» **Task brief**: Read through the entries below and return each line with the word "Alliance".

» **Records for the exercise**:
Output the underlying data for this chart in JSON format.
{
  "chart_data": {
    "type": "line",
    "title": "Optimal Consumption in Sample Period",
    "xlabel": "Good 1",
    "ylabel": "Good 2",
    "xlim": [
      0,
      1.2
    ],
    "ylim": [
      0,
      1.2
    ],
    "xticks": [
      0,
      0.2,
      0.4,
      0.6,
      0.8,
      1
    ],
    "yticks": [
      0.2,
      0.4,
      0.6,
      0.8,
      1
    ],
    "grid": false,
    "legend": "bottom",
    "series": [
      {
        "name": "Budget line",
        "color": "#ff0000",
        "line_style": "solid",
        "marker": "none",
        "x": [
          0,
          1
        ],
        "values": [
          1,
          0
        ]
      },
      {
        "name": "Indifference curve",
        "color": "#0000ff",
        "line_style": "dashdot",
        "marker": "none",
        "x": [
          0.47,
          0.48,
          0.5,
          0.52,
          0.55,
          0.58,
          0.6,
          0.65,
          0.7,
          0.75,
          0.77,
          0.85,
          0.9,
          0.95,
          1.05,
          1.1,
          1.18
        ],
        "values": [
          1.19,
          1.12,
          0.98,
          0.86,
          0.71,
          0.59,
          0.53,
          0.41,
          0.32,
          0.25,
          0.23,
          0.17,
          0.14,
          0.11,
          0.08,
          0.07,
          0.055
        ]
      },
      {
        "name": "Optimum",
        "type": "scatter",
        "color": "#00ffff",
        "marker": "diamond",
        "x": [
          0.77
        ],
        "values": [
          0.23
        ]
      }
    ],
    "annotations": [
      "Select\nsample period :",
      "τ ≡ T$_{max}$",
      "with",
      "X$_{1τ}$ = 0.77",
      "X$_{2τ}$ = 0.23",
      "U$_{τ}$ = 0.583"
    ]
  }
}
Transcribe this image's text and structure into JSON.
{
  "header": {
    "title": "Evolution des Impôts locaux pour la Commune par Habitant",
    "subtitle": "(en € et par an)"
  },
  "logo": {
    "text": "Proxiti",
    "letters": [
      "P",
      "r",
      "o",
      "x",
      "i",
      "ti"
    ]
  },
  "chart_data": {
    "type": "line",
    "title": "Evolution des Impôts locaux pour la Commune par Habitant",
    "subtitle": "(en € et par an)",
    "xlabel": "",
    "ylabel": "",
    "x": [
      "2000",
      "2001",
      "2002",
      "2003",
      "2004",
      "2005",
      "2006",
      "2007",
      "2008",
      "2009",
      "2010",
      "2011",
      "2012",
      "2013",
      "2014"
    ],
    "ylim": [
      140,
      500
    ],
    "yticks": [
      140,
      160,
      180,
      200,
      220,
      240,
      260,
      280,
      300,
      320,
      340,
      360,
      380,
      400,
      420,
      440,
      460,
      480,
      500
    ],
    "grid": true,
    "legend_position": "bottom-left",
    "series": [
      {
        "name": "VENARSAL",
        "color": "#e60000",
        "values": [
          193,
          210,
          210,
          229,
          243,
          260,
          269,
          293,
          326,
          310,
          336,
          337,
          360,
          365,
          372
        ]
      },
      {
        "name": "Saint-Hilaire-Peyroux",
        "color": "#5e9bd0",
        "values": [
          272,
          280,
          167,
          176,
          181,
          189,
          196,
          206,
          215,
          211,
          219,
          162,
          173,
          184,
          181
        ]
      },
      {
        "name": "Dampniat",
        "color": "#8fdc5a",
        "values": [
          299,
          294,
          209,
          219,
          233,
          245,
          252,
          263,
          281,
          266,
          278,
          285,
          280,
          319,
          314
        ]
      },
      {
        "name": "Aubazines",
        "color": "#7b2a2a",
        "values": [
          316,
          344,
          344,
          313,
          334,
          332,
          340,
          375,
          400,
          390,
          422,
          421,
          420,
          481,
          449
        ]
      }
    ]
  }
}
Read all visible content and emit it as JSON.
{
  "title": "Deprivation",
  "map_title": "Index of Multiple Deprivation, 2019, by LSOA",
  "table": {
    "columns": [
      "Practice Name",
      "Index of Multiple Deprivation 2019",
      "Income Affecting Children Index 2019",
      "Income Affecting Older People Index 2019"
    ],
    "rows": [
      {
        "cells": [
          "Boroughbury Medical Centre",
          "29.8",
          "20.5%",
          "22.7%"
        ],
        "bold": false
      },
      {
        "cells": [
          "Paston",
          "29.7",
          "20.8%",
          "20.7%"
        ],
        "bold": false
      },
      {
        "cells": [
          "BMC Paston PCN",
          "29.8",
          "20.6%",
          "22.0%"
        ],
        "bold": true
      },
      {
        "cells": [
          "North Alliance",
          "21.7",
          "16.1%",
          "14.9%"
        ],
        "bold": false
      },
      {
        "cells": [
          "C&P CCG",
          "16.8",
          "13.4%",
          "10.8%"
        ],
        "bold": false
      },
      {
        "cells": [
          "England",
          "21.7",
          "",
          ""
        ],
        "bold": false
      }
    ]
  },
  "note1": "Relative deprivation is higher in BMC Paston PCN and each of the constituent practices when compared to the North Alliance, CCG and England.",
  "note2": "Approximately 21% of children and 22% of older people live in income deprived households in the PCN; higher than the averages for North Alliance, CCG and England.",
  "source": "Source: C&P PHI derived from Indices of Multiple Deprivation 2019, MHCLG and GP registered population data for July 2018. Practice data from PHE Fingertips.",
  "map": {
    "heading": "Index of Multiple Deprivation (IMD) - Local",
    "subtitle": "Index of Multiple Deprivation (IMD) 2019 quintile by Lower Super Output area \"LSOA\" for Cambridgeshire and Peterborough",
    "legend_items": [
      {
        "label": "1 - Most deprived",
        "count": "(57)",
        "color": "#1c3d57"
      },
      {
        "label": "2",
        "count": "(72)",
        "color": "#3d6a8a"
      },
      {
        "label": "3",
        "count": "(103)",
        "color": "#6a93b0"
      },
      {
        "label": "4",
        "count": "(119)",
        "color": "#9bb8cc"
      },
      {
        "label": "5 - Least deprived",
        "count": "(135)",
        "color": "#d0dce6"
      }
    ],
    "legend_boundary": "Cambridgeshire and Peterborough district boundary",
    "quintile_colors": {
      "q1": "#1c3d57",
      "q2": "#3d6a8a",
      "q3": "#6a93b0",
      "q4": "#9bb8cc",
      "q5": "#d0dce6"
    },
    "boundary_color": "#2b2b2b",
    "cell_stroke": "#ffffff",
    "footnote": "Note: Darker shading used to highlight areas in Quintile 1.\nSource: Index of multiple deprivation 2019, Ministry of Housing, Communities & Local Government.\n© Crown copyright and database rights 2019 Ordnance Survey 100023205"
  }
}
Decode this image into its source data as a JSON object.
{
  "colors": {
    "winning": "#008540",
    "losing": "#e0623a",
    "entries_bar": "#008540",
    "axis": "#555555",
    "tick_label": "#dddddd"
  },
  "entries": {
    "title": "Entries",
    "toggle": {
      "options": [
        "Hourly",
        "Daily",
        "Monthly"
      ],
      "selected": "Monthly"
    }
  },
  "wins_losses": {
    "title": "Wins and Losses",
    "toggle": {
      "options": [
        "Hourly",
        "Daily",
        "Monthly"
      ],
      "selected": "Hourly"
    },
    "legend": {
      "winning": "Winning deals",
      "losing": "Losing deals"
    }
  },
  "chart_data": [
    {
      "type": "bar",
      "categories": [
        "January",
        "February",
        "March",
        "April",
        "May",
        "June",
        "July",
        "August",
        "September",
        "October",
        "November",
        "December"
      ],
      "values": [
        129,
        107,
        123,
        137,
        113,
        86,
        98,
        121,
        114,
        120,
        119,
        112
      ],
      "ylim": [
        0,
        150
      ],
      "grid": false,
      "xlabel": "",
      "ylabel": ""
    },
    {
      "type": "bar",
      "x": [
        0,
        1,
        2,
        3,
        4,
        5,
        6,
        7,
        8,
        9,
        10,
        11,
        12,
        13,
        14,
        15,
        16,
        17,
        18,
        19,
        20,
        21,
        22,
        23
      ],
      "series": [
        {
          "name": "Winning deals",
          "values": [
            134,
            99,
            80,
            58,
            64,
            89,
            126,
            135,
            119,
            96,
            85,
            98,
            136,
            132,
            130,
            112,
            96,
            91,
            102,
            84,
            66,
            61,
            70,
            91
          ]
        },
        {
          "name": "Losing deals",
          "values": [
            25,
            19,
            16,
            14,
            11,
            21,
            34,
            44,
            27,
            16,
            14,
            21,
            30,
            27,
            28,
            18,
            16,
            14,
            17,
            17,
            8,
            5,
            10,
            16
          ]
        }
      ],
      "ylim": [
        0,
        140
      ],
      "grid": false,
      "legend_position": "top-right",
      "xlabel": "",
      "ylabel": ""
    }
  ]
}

» **Finished exercise**:
          "North Alliance",
  "note1": "Relative deprivation is higher in BMC Paston PCN and each of the constituent practices when compared to the North Alliance, CCG and England.",
  "note2": "Approximately 21% of children and 22% of older people live in income deprived households in the PCN; higher than the averages for North Alliance, CCG and England.",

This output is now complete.